### [Given records]
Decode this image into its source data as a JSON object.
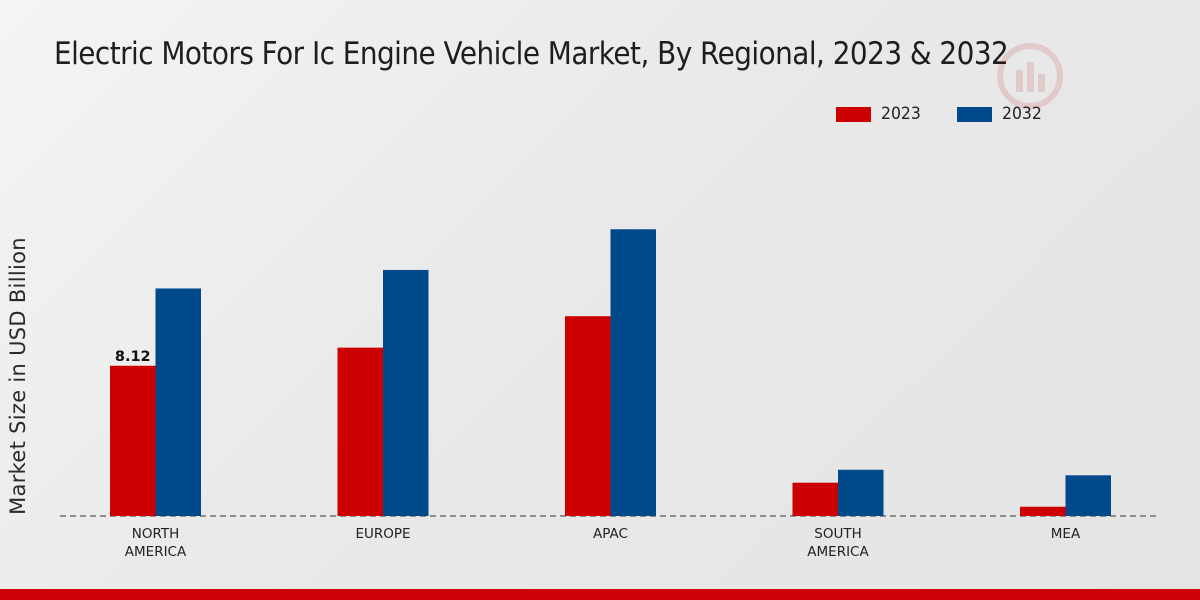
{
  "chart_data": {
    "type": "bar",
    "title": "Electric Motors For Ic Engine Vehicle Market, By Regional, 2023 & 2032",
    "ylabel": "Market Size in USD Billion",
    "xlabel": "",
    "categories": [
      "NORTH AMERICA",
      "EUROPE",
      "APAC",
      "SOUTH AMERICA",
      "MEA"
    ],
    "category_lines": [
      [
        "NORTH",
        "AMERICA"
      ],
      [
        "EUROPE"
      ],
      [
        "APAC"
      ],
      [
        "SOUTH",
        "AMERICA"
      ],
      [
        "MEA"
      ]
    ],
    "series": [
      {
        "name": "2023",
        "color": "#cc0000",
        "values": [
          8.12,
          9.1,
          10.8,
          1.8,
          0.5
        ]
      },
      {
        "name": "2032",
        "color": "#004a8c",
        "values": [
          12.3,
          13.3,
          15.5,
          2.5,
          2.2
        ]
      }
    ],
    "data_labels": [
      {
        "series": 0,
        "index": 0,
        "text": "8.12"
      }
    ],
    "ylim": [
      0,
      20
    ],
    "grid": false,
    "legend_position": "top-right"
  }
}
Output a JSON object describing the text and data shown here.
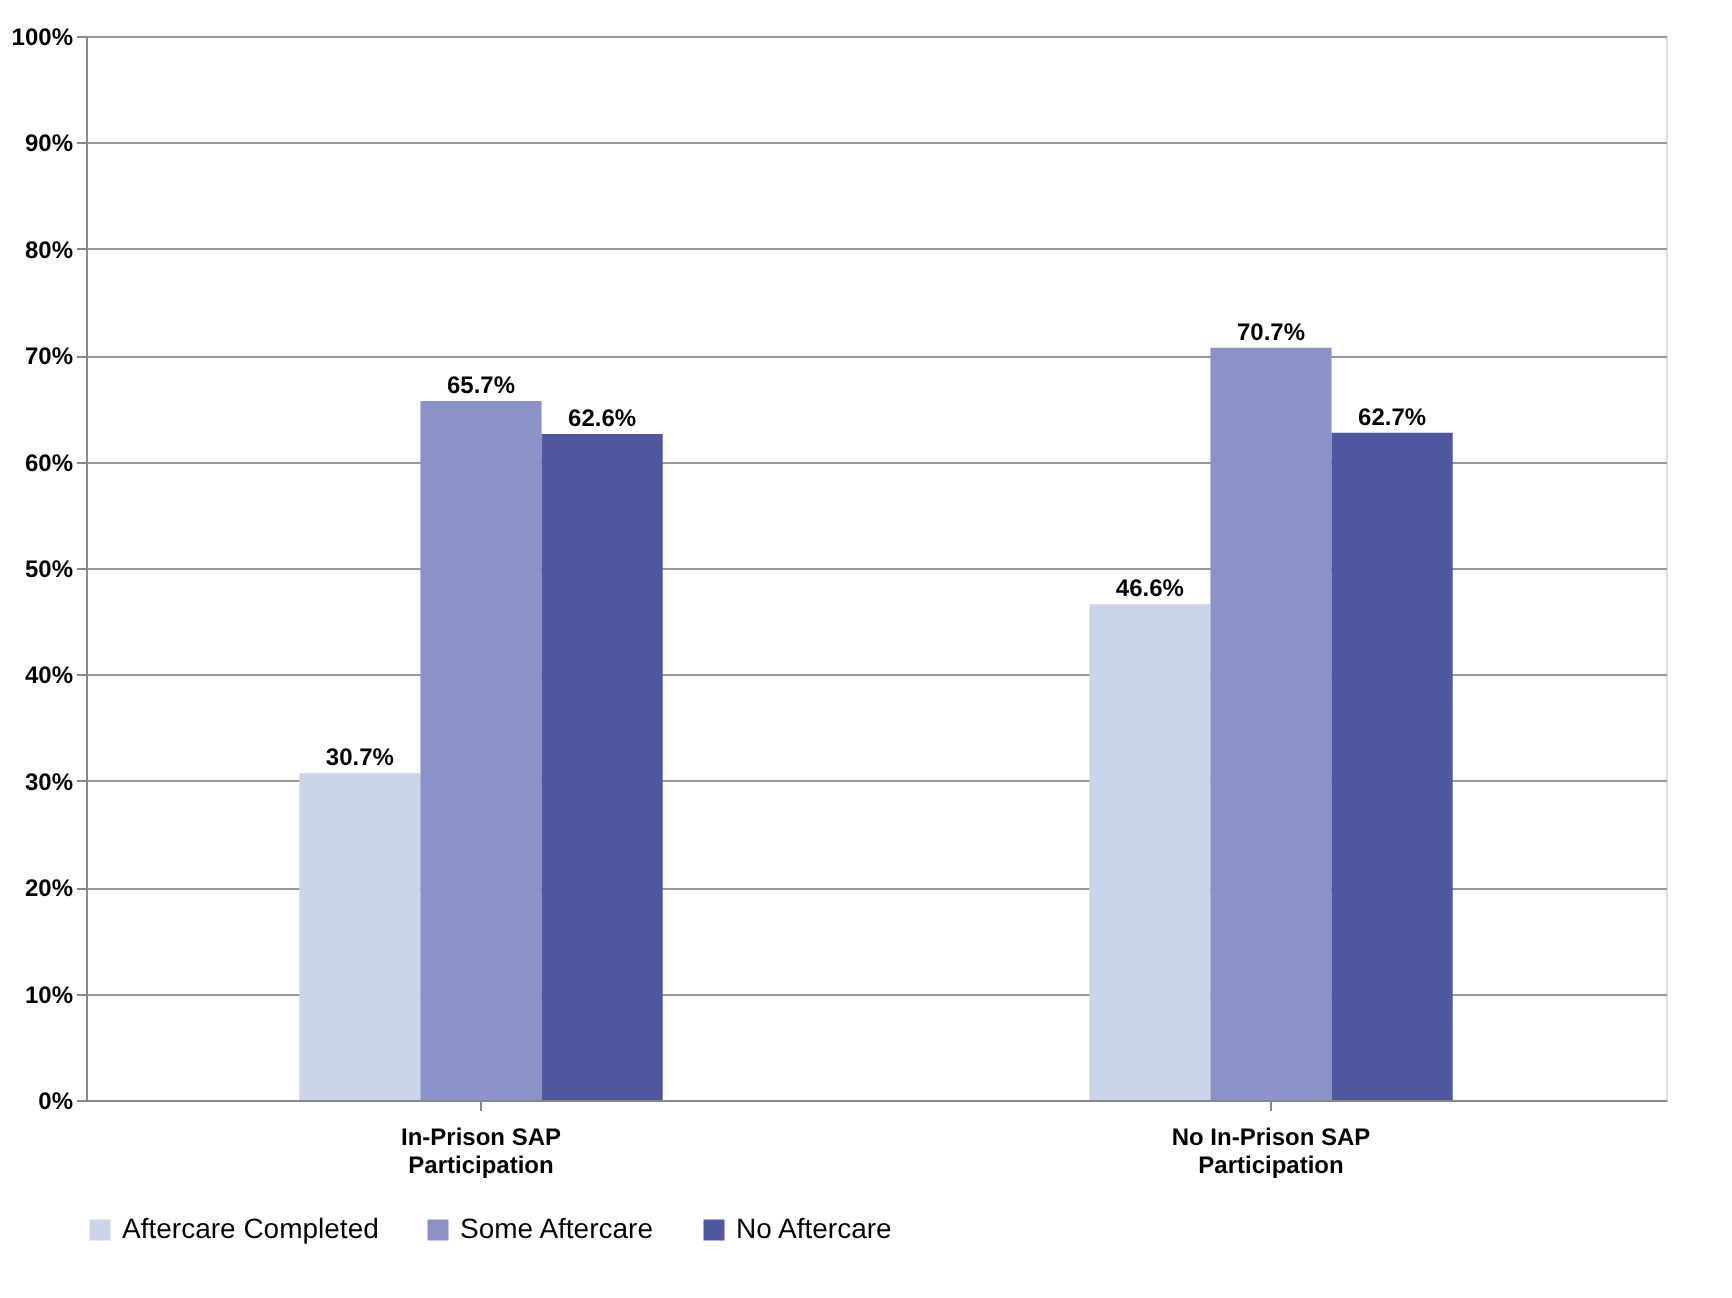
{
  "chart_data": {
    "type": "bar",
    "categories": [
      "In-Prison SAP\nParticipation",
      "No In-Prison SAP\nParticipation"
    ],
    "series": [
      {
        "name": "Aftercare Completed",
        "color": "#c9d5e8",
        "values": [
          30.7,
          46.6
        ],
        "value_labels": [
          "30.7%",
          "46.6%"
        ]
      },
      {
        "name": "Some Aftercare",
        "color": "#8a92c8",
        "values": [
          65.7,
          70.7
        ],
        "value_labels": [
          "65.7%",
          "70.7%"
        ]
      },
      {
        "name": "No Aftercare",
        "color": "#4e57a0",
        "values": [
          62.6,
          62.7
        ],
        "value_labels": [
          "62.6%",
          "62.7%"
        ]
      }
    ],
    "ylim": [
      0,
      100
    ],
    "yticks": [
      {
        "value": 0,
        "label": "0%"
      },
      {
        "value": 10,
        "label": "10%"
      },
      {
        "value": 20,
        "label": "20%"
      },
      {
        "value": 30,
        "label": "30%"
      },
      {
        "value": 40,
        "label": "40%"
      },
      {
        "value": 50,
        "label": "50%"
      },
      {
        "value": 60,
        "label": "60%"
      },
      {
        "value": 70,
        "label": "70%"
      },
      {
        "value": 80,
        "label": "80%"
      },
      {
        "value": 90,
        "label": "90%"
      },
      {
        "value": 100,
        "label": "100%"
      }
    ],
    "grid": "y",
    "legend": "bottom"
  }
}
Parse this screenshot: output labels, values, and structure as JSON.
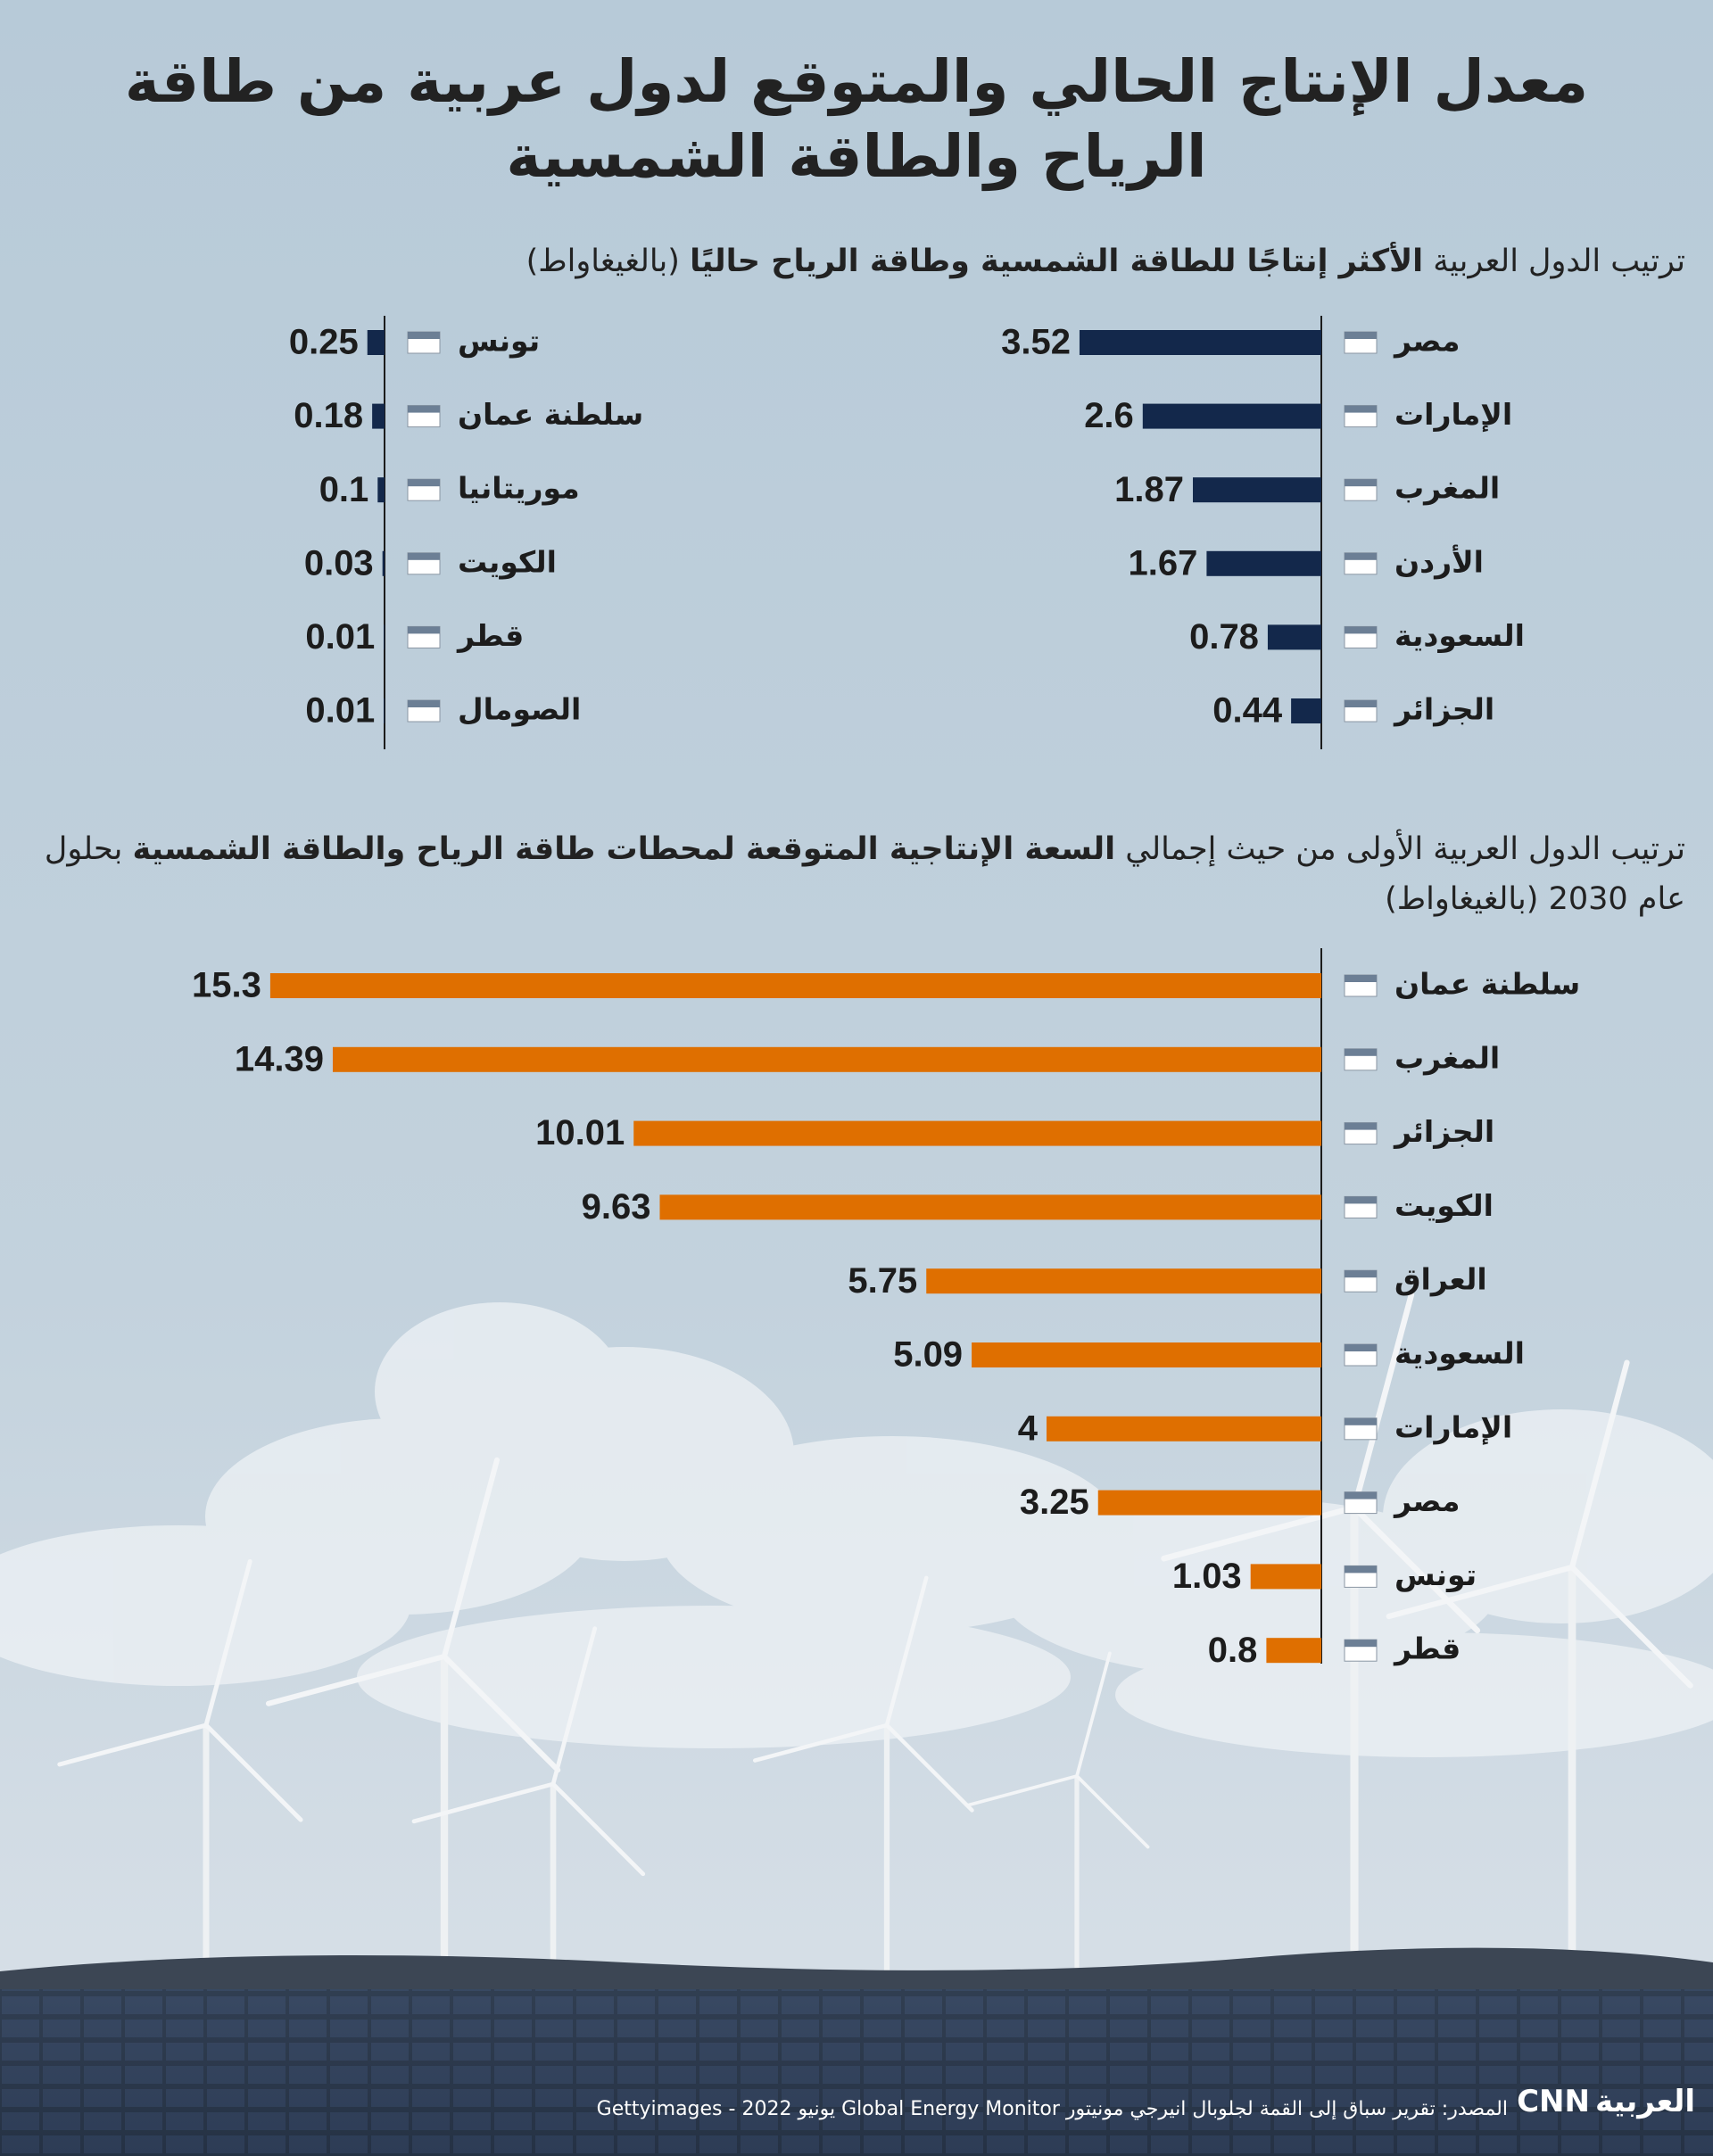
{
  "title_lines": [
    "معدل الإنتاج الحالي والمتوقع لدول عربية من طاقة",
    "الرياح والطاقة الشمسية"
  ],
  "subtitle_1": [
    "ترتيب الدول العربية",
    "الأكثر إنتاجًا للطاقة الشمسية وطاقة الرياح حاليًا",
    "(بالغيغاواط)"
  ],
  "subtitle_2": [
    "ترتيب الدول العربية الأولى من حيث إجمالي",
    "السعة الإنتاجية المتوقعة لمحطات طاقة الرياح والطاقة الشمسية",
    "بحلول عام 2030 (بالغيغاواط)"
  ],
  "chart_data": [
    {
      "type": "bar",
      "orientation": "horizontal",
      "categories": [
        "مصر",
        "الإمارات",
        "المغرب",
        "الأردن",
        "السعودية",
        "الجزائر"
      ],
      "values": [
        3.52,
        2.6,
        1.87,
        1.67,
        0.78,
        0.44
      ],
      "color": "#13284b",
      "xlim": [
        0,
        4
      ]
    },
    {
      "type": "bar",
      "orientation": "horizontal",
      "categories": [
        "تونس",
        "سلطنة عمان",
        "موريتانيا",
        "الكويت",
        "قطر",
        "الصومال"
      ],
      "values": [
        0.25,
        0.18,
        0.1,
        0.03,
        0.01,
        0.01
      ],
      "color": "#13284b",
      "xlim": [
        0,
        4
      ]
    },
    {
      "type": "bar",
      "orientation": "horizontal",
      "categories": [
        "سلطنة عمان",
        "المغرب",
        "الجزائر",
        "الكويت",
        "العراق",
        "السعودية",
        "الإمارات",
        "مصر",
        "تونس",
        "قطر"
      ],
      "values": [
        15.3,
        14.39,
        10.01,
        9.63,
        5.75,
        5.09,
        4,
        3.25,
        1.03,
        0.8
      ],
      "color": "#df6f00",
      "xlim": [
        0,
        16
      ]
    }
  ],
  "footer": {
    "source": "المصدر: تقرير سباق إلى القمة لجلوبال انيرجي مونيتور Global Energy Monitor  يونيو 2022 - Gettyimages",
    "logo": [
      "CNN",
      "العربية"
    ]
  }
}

### [What to do]
Set down the material exactly, every line of it, except for the pictures.

### [Task solution]
Decode this image into its source data as a JSON object.
{
  "chart_data": {
    "type": "bar",
    "title": "Electric Motors For Ic Engine Vehicle Market, By Regional, 2023 & 2032",
    "ylabel": "Market Size in USD Billion",
    "xlabel": "",
    "categories": [
      "NORTH AMERICA",
      "EUROPE",
      "APAC",
      "SOUTH AMERICA",
      "MEA"
    ],
    "category_lines": [
      [
        "NORTH",
        "AMERICA"
      ],
      [
        "EUROPE"
      ],
      [
        "APAC"
      ],
      [
        "SOUTH",
        "AMERICA"
      ],
      [
        "MEA"
      ]
    ],
    "series": [
      {
        "name": "2023",
        "color": "#cc0000",
        "values": [
          8.12,
          9.1,
          10.8,
          1.8,
          0.5
        ]
      },
      {
        "name": "2032",
        "color": "#004a8c",
        "values": [
          12.3,
          13.3,
          15.5,
          2.5,
          2.2
        ]
      }
    ],
    "data_labels": [
      {
        "series": 0,
        "index": 0,
        "text": "8.12"
      }
    ],
    "ylim": [
      0,
      20
    ],
    "grid": false,
    "legend_position": "top-right"
  }
}
Output a JSON object describing the text and data shown here.
{
  "chart_data": {
    "type": "bar",
    "categories": [
      "In-Prison SAP\nParticipation",
      "No In-Prison SAP\nParticipation"
    ],
    "series": [
      {
        "name": "Aftercare Completed",
        "color": "#c9d5e8",
        "values": [
          30.7,
          46.6
        ],
        "value_labels": [
          "30.7%",
          "46.6%"
        ]
      },
      {
        "name": "Some Aftercare",
        "color": "#8a92c8",
        "values": [
          65.7,
          70.7
        ],
        "value_labels": [
          "65.7%",
          "70.7%"
        ]
      },
      {
        "name": "No Aftercare",
        "color": "#4e57a0",
        "values": [
          62.6,
          62.7
        ],
        "value_labels": [
          "62.6%",
          "62.7%"
        ]
      }
    ],
    "ylim": [
      0,
      100
    ],
    "yticks": [
      {
        "value": 0,
        "label": "0%"
      },
      {
        "value": 10,
        "label": "10%"
      },
      {
        "value": 20,
        "label": "20%"
      },
      {
        "value": 30,
        "label": "30%"
      },
      {
        "value": 40,
        "label": "40%"
      },
      {
        "value": 50,
        "label": "50%"
      },
      {
        "value": 60,
        "label": "60%"
      },
      {
        "value": 70,
        "label": "70%"
      },
      {
        "value": 80,
        "label": "80%"
      },
      {
        "value": 90,
        "label": "90%"
      },
      {
        "value": 100,
        "label": "100%"
      }
    ],
    "grid": "y",
    "legend": "bottom"
  }
}
Parse this screenshot: output labels, values, and structure as JSON.
{
  "title_lines": [
    "معدل الإنتاج الحالي والمتوقع لدول عربية من طاقة",
    "الرياح والطاقة الشمسية"
  ],
  "subtitle_1": [
    "ترتيب الدول العربية",
    "الأكثر إنتاجًا للطاقة الشمسية وطاقة الرياح حاليًا",
    "(بالغيغاواط)"
  ],
  "subtitle_2": [
    "ترتيب الدول العربية الأولى من حيث إجمالي",
    "السعة الإنتاجية المتوقعة لمحطات طاقة الرياح والطاقة الشمسية",
    "بحلول عام 2030 (بالغيغاواط)"
  ],
  "chart_data": [
    {
      "type": "bar",
      "orientation": "horizontal",
      "categories": [
        "مصر",
        "الإمارات",
        "المغرب",
        "الأردن",
        "السعودية",
        "الجزائر"
      ],
      "values": [
        3.52,
        2.6,
        1.87,
        1.67,
        0.78,
        0.44
      ],
      "color": "#13284b",
      "xlim": [
        0,
        4
      ]
    },
    {
      "type": "bar",
      "orientation": "horizontal",
      "categories": [
        "تونس",
        "سلطنة عمان",
        "موريتانيا",
        "الكويت",
        "قطر",
        "الصومال"
      ],
      "values": [
        0.25,
        0.18,
        0.1,
        0.03,
        0.01,
        0.01
      ],
      "color": "#13284b",
      "xlim": [
        0,
        4
      ]
    },
    {
      "type": "bar",
      "orientation": "horizontal",
      "categories": [
        "سلطنة عمان",
        "المغرب",
        "الجزائر",
        "الكويت",
        "العراق",
        "السعودية",
        "الإمارات",
        "مصر",
        "تونس",
        "قطر"
      ],
      "values": [
        15.3,
        14.39,
        10.01,
        9.63,
        5.75,
        5.09,
        4,
        3.25,
        1.03,
        0.8
      ],
      "color": "#df6f00",
      "xlim": [
        0,
        16
      ]
    }
  ],
  "footer": {
    "source": "المصدر: تقرير سباق إلى القمة لجلوبال انيرجي مونيتور Global Energy Monitor  يونيو 2022 - Gettyimages",
    "logo": [
      "CNN",
      "العربية"
    ]
  }
}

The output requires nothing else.